**Your assignment**
Give the number of lines in these entries that contain the string "text", with no further comment.

Data items
________________________

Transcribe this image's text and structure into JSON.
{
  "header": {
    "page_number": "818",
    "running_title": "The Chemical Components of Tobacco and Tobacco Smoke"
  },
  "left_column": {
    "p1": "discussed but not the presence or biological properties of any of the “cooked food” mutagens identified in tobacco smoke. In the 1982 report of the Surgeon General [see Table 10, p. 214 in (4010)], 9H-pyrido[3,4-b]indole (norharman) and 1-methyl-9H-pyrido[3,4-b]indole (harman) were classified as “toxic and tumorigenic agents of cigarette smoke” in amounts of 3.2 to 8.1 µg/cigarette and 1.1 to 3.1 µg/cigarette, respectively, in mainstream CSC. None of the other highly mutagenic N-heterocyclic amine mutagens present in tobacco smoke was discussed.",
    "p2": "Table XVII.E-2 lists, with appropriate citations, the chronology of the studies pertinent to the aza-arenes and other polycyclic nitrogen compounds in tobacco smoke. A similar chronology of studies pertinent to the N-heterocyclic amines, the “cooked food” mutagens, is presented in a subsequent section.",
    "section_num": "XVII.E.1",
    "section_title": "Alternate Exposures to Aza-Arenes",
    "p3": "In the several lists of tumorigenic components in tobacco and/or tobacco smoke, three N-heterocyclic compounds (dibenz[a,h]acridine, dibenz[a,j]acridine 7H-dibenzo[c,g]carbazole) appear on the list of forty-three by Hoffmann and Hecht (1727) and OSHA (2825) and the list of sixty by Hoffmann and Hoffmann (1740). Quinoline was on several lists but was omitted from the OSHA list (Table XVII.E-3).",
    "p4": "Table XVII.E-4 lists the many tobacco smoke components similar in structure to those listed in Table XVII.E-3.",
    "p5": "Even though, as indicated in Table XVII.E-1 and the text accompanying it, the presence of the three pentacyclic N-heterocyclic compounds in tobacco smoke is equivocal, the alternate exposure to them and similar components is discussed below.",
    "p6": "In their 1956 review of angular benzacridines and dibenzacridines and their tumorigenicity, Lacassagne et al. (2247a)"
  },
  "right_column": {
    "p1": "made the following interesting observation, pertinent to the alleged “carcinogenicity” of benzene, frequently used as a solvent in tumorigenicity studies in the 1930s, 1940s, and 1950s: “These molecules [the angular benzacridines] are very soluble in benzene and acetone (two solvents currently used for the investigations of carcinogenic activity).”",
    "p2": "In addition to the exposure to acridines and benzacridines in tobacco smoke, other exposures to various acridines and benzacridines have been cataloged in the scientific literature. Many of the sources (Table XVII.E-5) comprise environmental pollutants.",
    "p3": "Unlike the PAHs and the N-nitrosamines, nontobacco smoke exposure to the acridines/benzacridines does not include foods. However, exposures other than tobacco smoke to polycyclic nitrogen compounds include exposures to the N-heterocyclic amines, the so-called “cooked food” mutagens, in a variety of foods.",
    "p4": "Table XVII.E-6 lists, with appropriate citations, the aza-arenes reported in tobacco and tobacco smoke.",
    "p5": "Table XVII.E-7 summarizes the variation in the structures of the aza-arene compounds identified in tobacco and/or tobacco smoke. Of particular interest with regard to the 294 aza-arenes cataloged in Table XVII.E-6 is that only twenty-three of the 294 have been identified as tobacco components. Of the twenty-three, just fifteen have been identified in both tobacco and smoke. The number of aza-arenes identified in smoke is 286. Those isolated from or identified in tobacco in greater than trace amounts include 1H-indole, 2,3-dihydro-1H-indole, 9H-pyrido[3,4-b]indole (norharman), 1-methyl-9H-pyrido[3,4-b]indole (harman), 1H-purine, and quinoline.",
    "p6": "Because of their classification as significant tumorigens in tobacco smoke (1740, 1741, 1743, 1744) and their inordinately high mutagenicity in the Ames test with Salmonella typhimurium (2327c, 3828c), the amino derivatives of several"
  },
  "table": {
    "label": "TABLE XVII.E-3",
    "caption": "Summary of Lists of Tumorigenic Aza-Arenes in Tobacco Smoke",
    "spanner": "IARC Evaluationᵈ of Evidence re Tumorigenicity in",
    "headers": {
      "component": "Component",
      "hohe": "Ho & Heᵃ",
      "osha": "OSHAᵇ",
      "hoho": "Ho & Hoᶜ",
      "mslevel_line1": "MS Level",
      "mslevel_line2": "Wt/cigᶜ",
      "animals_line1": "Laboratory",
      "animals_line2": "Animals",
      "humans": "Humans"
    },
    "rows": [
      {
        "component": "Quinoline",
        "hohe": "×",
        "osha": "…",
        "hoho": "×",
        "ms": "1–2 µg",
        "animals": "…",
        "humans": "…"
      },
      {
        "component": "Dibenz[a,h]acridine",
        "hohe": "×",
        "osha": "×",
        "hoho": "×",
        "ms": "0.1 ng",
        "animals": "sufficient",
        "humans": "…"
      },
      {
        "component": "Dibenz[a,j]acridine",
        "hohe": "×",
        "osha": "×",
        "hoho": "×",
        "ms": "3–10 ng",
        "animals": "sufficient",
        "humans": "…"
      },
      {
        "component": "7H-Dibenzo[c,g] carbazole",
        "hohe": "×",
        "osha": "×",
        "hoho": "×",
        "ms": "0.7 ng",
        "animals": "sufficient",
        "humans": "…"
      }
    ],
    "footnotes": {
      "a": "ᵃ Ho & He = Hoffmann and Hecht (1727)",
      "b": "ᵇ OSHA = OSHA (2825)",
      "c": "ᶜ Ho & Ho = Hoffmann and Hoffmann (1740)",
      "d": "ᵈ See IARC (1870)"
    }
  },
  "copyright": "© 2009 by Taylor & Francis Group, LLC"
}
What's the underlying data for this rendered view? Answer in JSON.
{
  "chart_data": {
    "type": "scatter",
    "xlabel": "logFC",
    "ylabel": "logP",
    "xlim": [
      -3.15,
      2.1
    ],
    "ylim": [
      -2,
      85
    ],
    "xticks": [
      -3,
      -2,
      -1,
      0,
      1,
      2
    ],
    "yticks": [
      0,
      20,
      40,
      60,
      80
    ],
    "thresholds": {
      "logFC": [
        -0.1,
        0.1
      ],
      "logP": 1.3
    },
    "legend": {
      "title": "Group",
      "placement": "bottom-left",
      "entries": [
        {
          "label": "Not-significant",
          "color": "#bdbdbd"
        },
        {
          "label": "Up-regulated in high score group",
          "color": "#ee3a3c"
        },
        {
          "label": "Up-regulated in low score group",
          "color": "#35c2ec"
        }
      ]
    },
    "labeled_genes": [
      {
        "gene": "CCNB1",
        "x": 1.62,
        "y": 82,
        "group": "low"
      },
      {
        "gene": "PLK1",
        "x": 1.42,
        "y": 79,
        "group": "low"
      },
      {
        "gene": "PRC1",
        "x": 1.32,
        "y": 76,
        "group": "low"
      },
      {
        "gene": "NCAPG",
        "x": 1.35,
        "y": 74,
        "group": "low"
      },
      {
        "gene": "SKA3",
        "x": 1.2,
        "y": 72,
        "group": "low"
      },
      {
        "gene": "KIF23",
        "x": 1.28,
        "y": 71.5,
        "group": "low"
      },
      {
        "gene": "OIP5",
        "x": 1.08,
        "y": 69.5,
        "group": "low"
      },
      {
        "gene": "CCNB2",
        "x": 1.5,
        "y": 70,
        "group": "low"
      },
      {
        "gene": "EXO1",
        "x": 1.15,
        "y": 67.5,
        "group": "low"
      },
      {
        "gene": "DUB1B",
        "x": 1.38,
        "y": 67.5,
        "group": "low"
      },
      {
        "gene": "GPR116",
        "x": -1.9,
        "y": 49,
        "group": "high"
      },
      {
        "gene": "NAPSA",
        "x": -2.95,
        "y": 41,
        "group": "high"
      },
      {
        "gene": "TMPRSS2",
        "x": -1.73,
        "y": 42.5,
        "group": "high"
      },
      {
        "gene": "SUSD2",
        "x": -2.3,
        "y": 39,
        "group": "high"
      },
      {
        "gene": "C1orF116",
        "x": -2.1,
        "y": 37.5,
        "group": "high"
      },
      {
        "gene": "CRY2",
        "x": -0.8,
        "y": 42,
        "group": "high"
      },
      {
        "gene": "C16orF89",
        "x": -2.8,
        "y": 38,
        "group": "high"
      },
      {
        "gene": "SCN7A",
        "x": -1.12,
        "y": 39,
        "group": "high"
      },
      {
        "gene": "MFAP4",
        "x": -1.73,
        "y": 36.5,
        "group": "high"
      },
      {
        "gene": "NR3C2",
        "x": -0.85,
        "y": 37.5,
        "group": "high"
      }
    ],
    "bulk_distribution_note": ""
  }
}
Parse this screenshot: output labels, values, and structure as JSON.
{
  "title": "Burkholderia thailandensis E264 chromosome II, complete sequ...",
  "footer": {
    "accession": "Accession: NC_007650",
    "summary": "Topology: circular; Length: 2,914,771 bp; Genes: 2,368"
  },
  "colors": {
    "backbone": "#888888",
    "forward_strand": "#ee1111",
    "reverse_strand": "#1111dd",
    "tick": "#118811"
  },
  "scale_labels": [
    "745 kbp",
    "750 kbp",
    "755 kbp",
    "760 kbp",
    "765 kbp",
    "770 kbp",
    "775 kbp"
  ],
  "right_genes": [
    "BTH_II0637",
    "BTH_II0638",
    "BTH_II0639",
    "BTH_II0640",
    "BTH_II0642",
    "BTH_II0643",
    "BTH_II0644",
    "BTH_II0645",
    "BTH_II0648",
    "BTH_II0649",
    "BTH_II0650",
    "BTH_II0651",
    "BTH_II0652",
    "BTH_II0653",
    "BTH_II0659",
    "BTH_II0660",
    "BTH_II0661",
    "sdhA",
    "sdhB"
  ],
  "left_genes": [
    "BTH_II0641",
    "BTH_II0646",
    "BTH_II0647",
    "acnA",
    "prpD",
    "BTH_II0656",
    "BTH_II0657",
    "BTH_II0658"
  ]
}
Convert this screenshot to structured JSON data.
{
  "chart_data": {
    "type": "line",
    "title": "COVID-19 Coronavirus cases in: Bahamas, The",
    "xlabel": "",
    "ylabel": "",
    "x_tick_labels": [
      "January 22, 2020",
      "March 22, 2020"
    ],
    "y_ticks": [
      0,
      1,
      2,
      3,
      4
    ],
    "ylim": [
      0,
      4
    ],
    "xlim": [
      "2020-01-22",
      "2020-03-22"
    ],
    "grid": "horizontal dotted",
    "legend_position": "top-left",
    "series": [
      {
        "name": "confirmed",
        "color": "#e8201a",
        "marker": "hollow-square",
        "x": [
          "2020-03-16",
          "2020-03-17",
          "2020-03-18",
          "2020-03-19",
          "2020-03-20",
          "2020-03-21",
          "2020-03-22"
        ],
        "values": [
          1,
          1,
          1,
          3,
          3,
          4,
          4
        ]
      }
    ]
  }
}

________________________

**Problem solution**
2